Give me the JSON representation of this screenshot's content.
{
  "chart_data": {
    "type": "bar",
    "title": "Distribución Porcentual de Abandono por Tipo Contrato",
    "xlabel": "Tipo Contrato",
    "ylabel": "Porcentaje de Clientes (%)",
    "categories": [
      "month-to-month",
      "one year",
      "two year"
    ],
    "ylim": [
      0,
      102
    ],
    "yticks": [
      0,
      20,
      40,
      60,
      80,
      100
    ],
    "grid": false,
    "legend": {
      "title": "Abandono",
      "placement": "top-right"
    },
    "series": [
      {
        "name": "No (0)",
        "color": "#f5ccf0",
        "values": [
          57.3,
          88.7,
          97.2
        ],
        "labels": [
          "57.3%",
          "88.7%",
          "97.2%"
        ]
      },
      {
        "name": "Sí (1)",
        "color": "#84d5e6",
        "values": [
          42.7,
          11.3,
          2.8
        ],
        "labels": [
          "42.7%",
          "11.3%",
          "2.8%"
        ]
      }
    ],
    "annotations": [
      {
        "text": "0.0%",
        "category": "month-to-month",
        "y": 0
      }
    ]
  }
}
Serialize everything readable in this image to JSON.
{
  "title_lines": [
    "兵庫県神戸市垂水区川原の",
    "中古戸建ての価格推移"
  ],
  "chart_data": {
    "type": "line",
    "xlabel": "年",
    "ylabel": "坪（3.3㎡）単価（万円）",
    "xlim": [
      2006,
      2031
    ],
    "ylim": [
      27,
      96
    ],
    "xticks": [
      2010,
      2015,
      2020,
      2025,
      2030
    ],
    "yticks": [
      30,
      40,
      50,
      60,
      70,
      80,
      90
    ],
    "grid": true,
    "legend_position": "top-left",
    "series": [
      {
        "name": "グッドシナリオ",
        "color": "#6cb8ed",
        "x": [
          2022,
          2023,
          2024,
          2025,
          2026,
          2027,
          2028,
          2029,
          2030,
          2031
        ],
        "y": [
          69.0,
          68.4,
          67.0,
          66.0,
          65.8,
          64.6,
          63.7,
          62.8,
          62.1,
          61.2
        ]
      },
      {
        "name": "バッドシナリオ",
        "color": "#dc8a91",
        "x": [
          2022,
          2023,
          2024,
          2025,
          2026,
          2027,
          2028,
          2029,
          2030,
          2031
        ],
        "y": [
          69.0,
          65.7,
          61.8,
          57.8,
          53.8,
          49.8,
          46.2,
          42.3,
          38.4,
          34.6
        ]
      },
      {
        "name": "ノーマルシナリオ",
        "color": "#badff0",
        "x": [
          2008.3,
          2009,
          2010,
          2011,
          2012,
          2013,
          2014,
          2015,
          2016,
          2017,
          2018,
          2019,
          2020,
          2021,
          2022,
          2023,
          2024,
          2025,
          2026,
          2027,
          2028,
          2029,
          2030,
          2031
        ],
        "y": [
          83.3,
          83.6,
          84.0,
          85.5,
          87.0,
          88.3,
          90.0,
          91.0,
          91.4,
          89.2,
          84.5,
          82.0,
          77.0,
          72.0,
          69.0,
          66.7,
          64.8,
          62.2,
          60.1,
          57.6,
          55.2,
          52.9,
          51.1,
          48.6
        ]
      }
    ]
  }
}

**What is expected**
In the records above, how many lines contain the string "name"? State that number only.

**Result for this task**
5